*YOUR OBJECTIVE*
Collect every line below that contains the word "JSON".

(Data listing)
----------------------------------------

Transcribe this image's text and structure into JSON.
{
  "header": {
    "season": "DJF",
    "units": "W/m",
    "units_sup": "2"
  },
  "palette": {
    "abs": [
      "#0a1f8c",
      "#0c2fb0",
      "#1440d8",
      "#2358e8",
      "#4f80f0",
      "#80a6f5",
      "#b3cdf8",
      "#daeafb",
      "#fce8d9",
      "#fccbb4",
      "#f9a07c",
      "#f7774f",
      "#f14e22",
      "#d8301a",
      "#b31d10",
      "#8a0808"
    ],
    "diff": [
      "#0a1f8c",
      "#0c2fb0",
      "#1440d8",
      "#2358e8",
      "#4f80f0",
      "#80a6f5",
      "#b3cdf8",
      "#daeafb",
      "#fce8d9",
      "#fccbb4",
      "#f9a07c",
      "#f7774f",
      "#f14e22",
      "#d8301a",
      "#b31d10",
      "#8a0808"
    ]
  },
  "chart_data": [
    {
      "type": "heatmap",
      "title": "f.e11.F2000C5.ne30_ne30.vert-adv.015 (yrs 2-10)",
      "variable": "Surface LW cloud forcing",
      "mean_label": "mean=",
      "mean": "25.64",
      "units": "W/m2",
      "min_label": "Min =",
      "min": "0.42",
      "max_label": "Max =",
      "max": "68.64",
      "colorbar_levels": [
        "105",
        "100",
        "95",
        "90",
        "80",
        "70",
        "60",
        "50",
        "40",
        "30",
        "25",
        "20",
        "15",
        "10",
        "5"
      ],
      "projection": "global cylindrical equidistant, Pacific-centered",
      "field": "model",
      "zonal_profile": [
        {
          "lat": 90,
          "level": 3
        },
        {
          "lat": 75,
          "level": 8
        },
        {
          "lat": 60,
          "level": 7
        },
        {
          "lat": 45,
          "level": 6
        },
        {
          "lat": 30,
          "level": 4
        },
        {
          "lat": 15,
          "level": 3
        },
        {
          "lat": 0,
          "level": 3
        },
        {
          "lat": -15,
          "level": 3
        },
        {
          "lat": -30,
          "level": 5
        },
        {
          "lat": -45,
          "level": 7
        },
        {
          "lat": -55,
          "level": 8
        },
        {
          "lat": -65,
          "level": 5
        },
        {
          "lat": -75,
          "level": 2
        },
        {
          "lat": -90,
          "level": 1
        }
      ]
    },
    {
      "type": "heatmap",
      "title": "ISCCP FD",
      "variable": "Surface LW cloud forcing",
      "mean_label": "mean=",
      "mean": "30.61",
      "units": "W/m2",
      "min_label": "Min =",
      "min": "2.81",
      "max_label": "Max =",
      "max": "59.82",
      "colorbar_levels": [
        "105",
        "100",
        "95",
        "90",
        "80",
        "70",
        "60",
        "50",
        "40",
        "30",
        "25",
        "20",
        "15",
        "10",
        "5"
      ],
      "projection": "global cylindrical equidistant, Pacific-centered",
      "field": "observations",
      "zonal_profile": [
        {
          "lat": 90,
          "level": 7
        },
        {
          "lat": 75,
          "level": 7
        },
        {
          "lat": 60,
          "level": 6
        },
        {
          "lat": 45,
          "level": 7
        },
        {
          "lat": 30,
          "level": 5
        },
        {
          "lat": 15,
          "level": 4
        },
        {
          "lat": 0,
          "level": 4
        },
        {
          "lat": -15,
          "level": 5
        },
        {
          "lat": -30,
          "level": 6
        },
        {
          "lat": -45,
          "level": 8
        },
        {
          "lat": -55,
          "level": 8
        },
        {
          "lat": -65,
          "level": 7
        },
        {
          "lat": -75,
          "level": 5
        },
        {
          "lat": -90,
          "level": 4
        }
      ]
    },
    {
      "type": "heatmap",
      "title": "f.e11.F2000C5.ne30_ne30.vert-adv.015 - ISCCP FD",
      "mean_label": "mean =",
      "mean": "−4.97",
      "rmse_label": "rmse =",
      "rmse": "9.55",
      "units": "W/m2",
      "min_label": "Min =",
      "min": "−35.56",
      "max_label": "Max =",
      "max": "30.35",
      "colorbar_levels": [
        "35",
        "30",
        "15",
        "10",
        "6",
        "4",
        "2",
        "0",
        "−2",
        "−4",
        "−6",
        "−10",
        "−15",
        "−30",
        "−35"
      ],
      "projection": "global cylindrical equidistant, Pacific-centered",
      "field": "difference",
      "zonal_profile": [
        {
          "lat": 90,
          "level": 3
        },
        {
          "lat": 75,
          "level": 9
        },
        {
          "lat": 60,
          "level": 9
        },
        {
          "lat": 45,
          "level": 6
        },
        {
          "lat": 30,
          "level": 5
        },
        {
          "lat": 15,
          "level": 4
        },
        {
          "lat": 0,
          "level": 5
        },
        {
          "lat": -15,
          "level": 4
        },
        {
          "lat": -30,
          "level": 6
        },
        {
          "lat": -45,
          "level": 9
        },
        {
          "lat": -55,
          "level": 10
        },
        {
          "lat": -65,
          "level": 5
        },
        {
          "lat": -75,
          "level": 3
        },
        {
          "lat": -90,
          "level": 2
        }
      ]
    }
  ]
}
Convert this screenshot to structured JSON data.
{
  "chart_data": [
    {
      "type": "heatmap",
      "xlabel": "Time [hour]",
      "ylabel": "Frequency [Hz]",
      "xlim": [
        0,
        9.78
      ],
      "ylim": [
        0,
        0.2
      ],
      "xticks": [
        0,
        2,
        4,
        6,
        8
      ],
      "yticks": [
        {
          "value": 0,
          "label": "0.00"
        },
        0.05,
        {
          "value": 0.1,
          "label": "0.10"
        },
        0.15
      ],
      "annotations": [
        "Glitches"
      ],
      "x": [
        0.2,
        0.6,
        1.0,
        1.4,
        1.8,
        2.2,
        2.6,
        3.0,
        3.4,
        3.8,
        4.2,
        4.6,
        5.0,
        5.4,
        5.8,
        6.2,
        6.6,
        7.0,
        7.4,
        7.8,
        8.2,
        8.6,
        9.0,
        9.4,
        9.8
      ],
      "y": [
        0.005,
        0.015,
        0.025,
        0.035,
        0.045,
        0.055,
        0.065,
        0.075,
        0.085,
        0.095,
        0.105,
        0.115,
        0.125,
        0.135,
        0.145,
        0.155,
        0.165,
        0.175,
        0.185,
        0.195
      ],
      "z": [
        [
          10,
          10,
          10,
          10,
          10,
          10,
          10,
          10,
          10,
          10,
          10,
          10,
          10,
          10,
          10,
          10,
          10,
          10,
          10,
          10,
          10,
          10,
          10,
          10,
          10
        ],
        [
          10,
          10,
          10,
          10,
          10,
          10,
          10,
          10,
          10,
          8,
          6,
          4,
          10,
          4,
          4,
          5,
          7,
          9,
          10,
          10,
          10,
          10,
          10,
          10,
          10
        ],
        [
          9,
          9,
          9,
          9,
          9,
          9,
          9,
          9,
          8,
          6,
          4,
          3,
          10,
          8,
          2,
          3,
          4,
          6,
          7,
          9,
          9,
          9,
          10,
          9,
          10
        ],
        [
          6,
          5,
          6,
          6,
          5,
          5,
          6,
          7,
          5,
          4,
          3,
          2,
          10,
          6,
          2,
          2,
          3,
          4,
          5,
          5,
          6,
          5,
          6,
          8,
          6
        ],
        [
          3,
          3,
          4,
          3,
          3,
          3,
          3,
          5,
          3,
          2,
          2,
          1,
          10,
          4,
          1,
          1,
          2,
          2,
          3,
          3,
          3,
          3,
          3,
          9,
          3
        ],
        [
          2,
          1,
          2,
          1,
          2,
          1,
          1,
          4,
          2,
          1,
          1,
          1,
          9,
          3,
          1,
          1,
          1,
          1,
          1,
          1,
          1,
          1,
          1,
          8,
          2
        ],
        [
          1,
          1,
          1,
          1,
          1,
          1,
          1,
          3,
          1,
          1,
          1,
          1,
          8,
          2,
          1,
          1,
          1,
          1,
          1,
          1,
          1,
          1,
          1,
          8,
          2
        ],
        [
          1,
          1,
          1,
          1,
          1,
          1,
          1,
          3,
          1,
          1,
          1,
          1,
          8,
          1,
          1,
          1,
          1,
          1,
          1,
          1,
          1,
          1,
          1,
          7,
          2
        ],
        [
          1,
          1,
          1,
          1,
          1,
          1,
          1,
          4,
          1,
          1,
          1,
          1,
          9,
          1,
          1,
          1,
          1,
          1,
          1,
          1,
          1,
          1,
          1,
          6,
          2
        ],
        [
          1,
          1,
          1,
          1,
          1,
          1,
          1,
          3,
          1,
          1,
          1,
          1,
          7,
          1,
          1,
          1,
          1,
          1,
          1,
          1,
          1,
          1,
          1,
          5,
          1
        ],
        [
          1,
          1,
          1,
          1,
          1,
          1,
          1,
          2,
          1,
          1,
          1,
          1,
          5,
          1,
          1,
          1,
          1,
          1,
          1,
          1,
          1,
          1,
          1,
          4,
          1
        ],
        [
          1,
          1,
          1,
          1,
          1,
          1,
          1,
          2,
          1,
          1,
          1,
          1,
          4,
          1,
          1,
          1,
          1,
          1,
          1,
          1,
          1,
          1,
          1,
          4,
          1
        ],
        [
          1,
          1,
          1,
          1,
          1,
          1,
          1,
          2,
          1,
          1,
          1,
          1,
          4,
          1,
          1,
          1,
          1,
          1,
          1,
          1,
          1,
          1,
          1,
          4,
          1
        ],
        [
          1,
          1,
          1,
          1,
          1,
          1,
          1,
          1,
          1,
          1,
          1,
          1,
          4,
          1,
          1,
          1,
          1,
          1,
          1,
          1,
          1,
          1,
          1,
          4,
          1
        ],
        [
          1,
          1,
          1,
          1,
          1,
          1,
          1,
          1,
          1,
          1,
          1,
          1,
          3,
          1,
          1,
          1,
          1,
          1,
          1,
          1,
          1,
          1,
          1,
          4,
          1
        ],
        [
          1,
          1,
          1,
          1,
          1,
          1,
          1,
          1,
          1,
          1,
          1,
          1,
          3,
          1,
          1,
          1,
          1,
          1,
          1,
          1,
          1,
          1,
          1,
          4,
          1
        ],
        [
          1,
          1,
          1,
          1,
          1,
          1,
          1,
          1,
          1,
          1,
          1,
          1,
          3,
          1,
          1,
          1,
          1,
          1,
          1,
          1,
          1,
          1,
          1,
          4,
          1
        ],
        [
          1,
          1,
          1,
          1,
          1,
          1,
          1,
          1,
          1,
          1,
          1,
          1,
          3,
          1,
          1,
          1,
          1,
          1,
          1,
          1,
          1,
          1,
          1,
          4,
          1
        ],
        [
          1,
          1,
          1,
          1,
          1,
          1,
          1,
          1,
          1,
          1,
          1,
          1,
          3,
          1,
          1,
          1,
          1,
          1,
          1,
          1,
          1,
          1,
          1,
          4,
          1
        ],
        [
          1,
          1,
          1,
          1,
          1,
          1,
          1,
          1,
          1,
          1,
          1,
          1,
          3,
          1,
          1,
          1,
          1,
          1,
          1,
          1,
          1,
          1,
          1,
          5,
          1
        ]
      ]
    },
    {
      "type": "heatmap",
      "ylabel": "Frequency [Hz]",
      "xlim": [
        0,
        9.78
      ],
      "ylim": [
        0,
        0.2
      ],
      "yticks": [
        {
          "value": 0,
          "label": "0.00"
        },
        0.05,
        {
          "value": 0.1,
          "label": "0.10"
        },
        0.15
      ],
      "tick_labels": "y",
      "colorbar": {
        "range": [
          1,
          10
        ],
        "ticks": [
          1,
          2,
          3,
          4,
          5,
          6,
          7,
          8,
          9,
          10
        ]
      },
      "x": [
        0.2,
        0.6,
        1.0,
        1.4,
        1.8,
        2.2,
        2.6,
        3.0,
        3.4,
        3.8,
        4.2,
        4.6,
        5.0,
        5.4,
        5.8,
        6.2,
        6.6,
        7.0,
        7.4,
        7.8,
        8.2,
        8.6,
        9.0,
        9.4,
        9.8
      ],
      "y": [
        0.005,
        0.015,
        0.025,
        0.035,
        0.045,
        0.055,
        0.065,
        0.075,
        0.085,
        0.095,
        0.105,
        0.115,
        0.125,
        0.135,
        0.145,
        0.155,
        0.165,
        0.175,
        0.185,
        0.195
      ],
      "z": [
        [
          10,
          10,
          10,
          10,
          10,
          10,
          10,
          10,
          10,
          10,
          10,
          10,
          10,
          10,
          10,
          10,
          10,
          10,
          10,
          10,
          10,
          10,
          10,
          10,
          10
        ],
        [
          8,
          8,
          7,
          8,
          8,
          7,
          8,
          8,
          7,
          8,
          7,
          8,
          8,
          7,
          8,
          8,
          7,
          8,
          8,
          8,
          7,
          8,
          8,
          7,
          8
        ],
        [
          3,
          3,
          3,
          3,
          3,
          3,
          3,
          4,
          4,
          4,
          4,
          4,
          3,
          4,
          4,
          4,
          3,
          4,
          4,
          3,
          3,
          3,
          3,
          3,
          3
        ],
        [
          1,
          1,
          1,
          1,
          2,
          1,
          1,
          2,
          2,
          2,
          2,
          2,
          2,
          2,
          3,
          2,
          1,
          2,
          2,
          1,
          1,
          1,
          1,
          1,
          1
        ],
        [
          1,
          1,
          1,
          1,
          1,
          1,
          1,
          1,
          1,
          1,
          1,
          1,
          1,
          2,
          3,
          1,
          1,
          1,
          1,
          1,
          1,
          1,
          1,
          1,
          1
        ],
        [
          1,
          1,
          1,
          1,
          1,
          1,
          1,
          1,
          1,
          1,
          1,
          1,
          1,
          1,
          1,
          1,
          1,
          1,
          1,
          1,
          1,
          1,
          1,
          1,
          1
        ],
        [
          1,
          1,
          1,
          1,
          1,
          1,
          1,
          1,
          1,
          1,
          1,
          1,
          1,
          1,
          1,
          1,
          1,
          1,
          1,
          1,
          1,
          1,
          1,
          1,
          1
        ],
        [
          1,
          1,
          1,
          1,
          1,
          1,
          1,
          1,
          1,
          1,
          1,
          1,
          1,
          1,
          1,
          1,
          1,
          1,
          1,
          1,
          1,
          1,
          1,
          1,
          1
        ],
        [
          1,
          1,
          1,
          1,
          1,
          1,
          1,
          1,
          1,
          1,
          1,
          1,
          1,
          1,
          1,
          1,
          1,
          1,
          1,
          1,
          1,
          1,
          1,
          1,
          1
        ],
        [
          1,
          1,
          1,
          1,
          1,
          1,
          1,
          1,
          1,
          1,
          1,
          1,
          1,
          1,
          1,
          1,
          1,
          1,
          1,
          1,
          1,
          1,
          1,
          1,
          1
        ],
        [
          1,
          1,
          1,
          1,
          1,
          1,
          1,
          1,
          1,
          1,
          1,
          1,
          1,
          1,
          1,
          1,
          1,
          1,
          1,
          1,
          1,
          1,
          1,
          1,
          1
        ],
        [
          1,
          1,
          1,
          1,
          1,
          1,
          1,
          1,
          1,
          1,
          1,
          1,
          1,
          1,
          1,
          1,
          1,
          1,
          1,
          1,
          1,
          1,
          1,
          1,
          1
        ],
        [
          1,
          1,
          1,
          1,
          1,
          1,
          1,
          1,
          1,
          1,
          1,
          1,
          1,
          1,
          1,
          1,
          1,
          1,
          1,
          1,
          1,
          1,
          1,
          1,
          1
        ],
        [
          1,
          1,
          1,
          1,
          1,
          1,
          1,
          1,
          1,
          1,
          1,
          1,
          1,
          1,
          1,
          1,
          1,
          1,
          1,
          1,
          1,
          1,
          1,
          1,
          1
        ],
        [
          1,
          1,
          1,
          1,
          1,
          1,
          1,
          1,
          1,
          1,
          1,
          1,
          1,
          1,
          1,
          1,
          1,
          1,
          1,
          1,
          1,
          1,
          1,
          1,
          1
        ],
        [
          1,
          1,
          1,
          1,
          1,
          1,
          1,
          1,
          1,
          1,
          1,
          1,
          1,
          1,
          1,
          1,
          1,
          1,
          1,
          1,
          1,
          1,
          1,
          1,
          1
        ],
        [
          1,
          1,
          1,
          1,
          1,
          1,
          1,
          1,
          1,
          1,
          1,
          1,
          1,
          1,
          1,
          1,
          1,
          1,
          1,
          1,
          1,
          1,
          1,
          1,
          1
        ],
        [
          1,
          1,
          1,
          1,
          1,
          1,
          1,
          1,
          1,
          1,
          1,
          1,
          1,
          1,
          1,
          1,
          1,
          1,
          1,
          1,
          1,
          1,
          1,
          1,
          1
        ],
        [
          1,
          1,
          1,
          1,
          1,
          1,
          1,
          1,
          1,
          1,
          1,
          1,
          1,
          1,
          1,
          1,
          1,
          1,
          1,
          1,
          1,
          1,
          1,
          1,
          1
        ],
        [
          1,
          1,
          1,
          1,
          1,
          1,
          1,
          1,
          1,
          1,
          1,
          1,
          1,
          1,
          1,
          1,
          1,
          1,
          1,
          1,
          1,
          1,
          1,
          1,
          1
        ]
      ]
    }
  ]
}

----------------------------------------

*SOLUTION TO THIS EXERCISE*
Transcribe this image's text and structure into JSON.
Convert this screenshot to structured JSON data.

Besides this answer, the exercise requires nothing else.